Exercise directions. Make a verbatim copy of the entries below; pictures stay out.

+++++

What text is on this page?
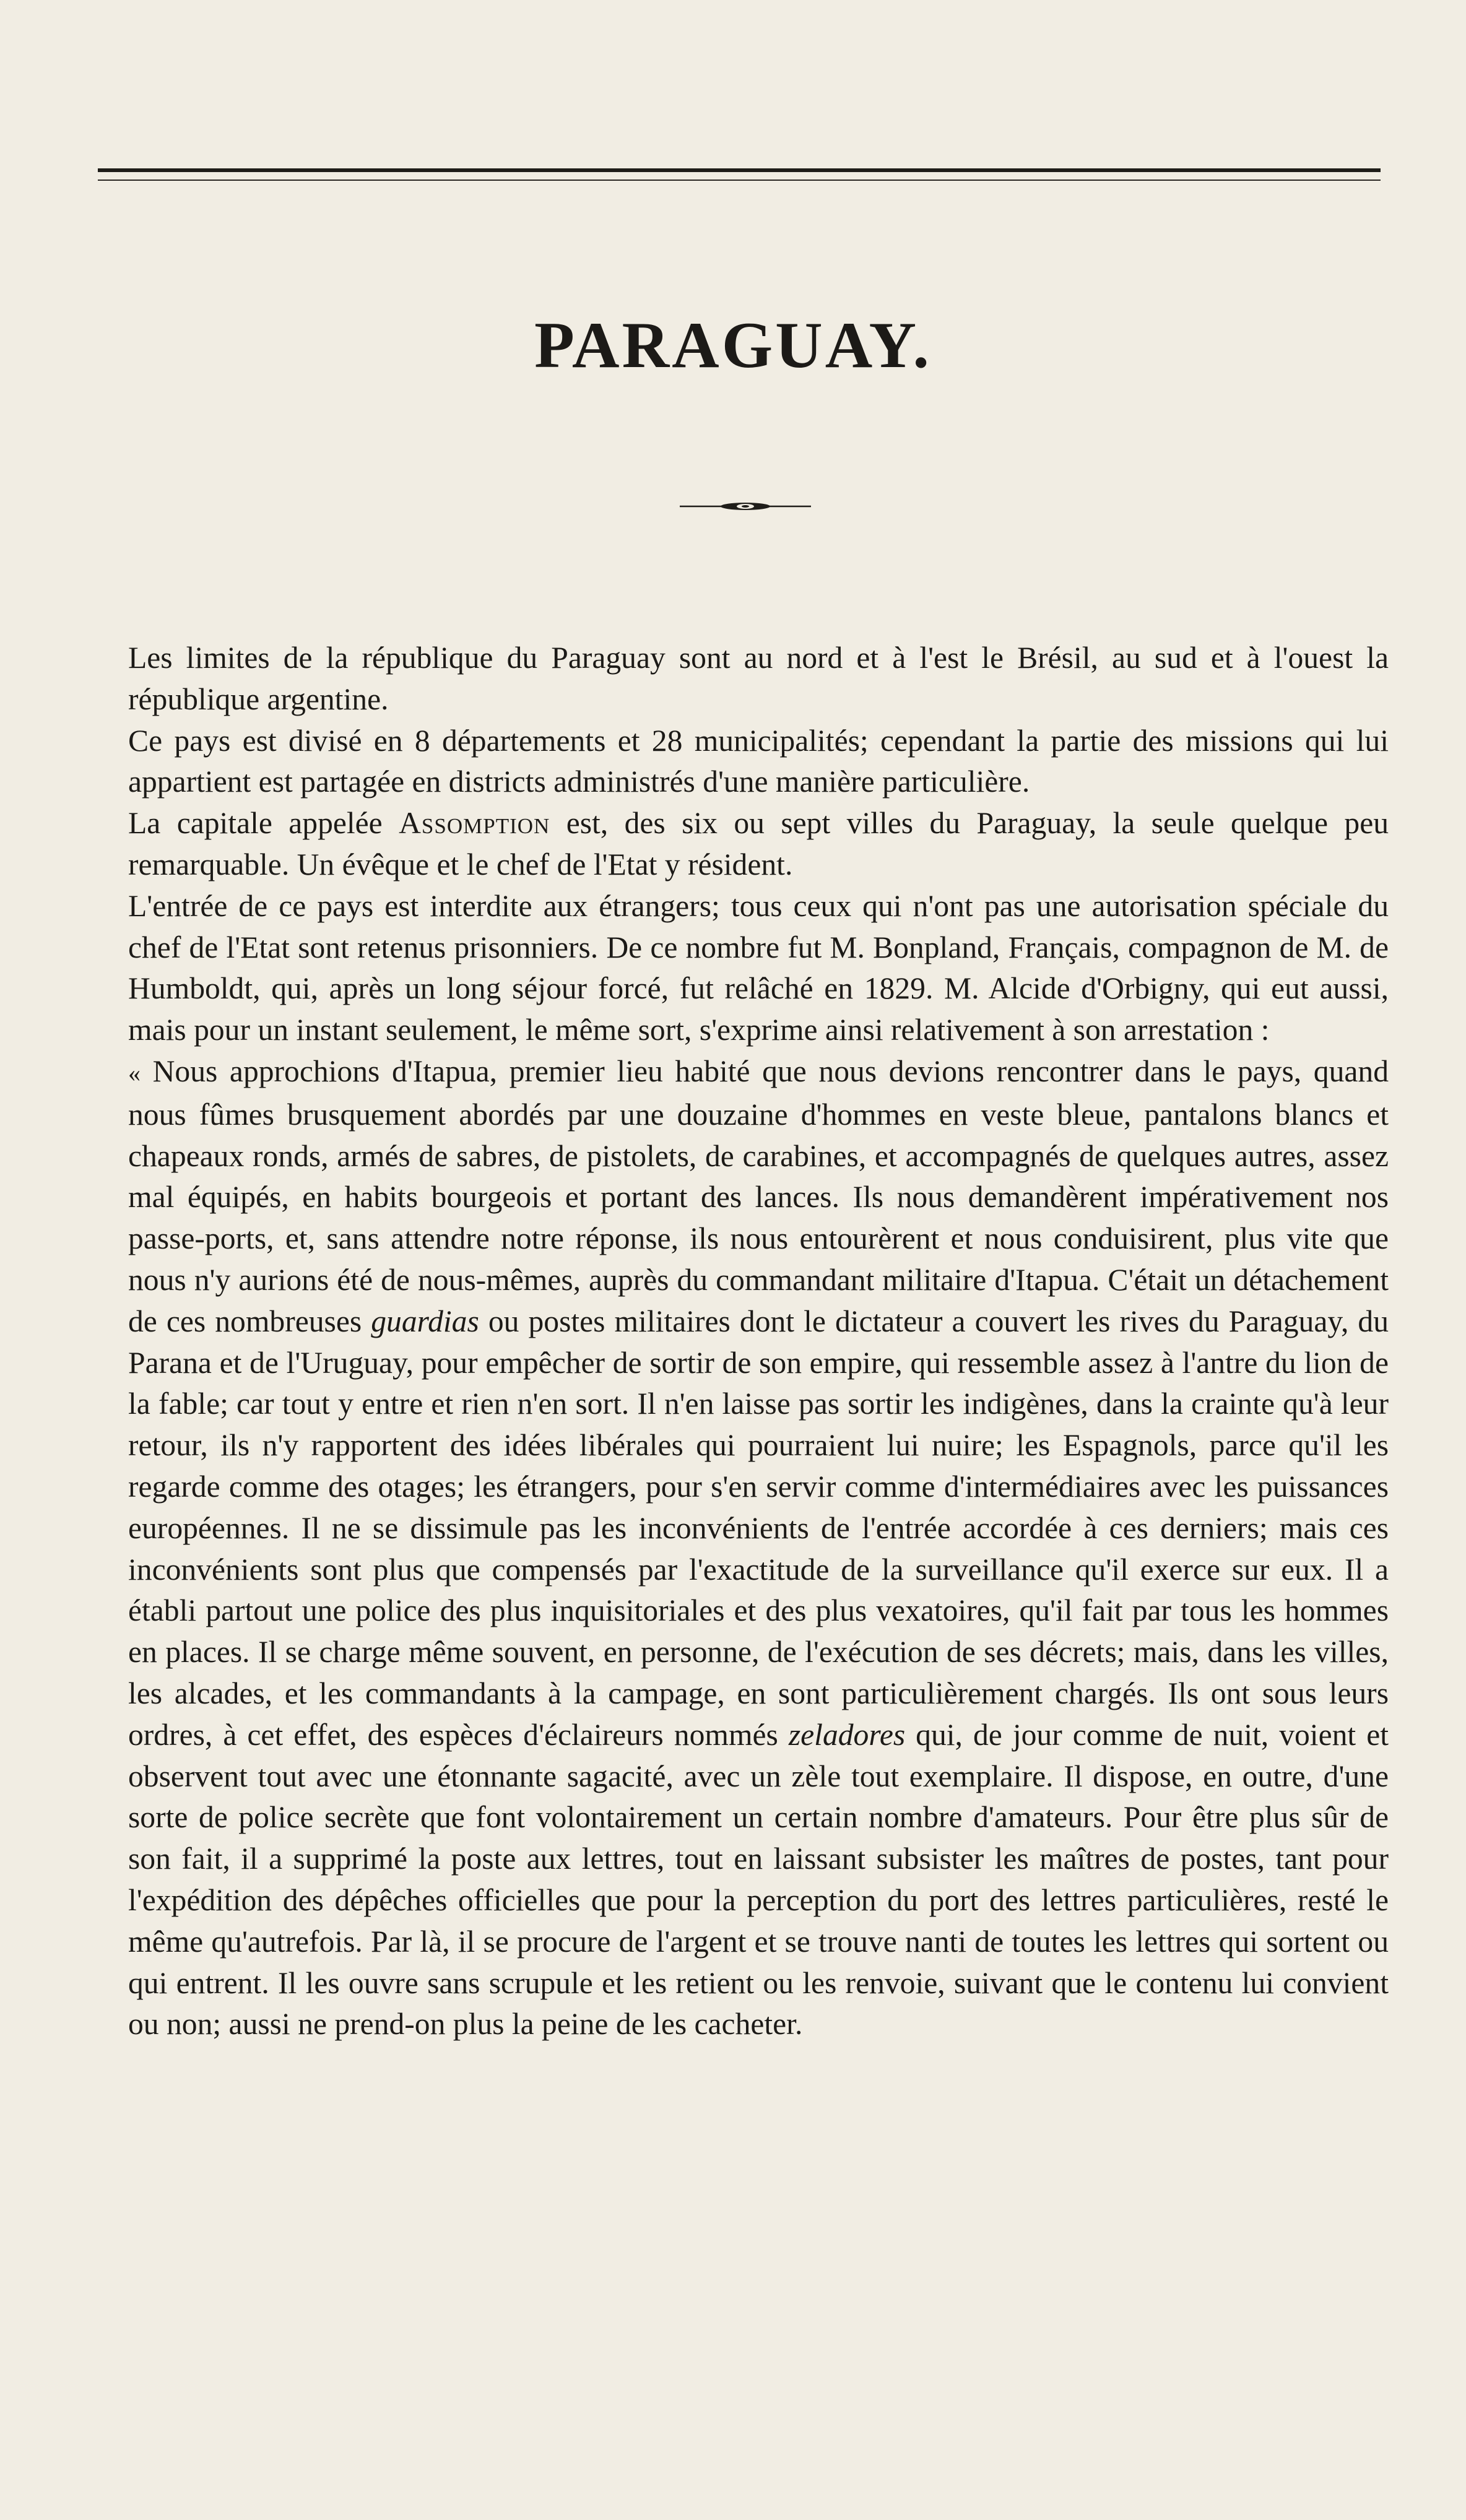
PARAGUAY.

Les limites de la république du Paraguay sont au nord et à l'est le Brésil, au sud et à l'ouest la république argentine.

Ce pays est divisé en 8 départements et 28 municipalités; cependant la partie des missions qui lui appartient est partagée en districts administrés d'une manière particulière.

La capitale appelée Assomption est, des six ou sept villes du Paraguay, la seule quelque peu remarquable. Un évêque et le chef de l'Etat y résident.

L'entrée de ce pays est interdite aux étrangers; tous ceux qui n'ont pas une autorisation spéciale du chef de l'Etat sont retenus prisonniers. De ce nombre fut M. Bonpland, Français, compagnon de M. de Humboldt, qui, après un long séjour forcé, fut relâché en 1829. M. Alcide d'Orbigny, qui eut aussi, mais pour un instant seulement, le même sort, s'exprime ainsi relativement à son arrestation :

« Nous approchions d'Itapua, premier lieu habité que nous devions rencontrer dans le pays, quand nous fûmes brusquement abordés par une douzaine d'hommes en veste bleue, pantalons blancs et chapeaux ronds, armés de sabres, de pistolets, de carabines, et accompagnés de quelques autres, assez mal équipés, en habits bourgeois et portant des lances. Ils nous demandèrent impérativement nos passe-ports, et, sans attendre notre réponse, ils nous entourèrent et nous conduisirent, plus vite que nous n'y aurions été de nous-mêmes, auprès du commandant militaire d'Itapua. C'était un détachement de ces nombreuses guardias ou postes militaires dont le dictateur a couvert les rives du Paraguay, du Parana et de l'Uruguay, pour empêcher de sortir de son empire, qui ressemble assez à l'antre du lion de la fable; car tout y entre et rien n'en sort. Il n'en laisse pas sortir les indigènes, dans la crainte qu'à leur retour, ils n'y rapportent des idées libérales qui pourraient lui nuire; les Espagnols, parce qu'il les regarde comme des otages; les étrangers, pour s'en servir comme d'intermédiaires avec les puissances européennes. Il ne se dissimule pas les inconvénients de l'entrée accordée à ces derniers; mais ces inconvénients sont plus que compensés par l'exactitude de la surveillance qu'il exerce sur eux. Il a établi partout une police des plus inquisitoriales et des plus vexatoires, qu'il fait par tous les hommes en places. Il se charge même souvent, en personne, de l'exécution de ses décrets; mais, dans les villes, les alcades, et les commandants à la campage, en sont particulièrement chargés. Ils ont sous leurs ordres, à cet effet, des espèces d'éclaireurs nommés zeladores qui, de jour comme de nuit, voient et observent tout avec une étonnante sagacité, avec un zèle tout exemplaire. Il dispose, en outre, d'une sorte de police secrète que font volontairement un certain nombre d'amateurs. Pour être plus sûr de son fait, il a supprimé la poste aux lettres, tout en laissant subsister les maîtres de postes, tant pour l'expédition des dépêches officielles que pour la perception du port des lettres particulières, resté le même qu'autrefois. Par là, il se procure de l'argent et se trouve nanti de toutes les lettres qui sortent ou qui entrent. Il les ouvre sans scrupule et les retient ou les renvoie, suivant que le contenu lui convient ou non; aussi ne prend-on plus la peine de les cacheter.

+++++

Exercise solution.
What text is on this page?
PARAGUAY.

Les limites de la république du Paraguay sont au nord et à l'est le Brésil, au sud et à l'ouest la république argentine.

Ce pays est divisé en 8 départements et 28 municipalités; cependant la partie des missions qui lui appartient est partagée en districts administrés d'une manière particulière.

La capitale appelée Assomption est, des six ou sept villes du Paraguay, la seule quelque peu remarquable. Un évêque et le chef de l'Etat y résident.

L'entrée de ce pays est interdite aux étrangers; tous ceux qui n'ont pas une autorisation spéciale du chef de l'Etat sont retenus prisonniers. De ce nombre fut M. Bonpland, Français, compagnon de M. de Humboldt, qui, après un long séjour forcé, fut relâché en 1829. M. Alcide d'Orbigny, qui eut aussi, mais pour un instant seulement, le même sort, s'exprime ainsi relativement à son arrestation :

« Nous approchions d'Itapua, premier lieu habité que nous devions rencontrer dans le pays, quand nous fûmes brusquement abordés par une douzaine d'hommes en veste bleue, pantalons blancs et chapeaux ronds, armés de sabres, de pistolets, de carabines, et accompagnés de quelques autres, assez mal équipés, en habits bourgeois et portant des lances. Ils nous demandèrent impérativement nos passe-ports, et, sans attendre notre réponse, ils nous entourèrent et nous conduisirent, plus vite que nous n'y aurions été de nous-mêmes, auprès du commandant militaire d'Itapua. C'était un détachement de ces nombreuses guardias ou postes militaires dont le dictateur a couvert les rives du Paraguay, du Parana et de l'Uruguay, pour empêcher de sortir de son empire, qui ressemble assez à l'antre du lion de la fable; car tout y entre et rien n'en sort. Il n'en laisse pas sortir les indigènes, dans la crainte qu'à leur retour, ils n'y rapportent des idées libérales qui pourraient lui nuire; les Espagnols, parce qu'il les regarde comme des otages; les étrangers, pour s'en servir comme d'intermédiaires avec les puissances européennes. Il ne se dissimule pas les inconvénients de l'entrée accordée à ces derniers; mais ces inconvénients sont plus que compensés par l'exactitude de la surveillance qu'il exerce sur eux. Il a établi partout une police des plus inquisitoriales et des plus vexatoires, qu'il fait par tous les hommes en places. Il se charge même souvent, en personne, de l'exécution de ses décrets; mais, dans les villes, les alcades, et les commandants à la campage, en sont particulièrement chargés. Ils ont sous leurs ordres, à cet effet, des espèces d'éclaireurs nommés zeladores qui, de jour comme de nuit, voient et observent tout avec une étonnante sagacité, avec un zèle tout exemplaire. Il dispose, en outre, d'une sorte de police secrète que font volontairement un certain nombre d'amateurs. Pour être plus sûr de son fait, il a supprimé la poste aux lettres, tout en laissant subsister les maîtres de postes, tant pour l'expédition des dépêches officielles que pour la perception du port des lettres particulières, resté le même qu'autrefois. Par là, il se procure de l'argent et se trouve nanti de toutes les lettres qui sortent ou qui entrent. Il les ouvre sans scrupule et les retient ou les renvoie, suivant que le contenu lui convient ou non; aussi ne prend-on plus la peine de les cacheter.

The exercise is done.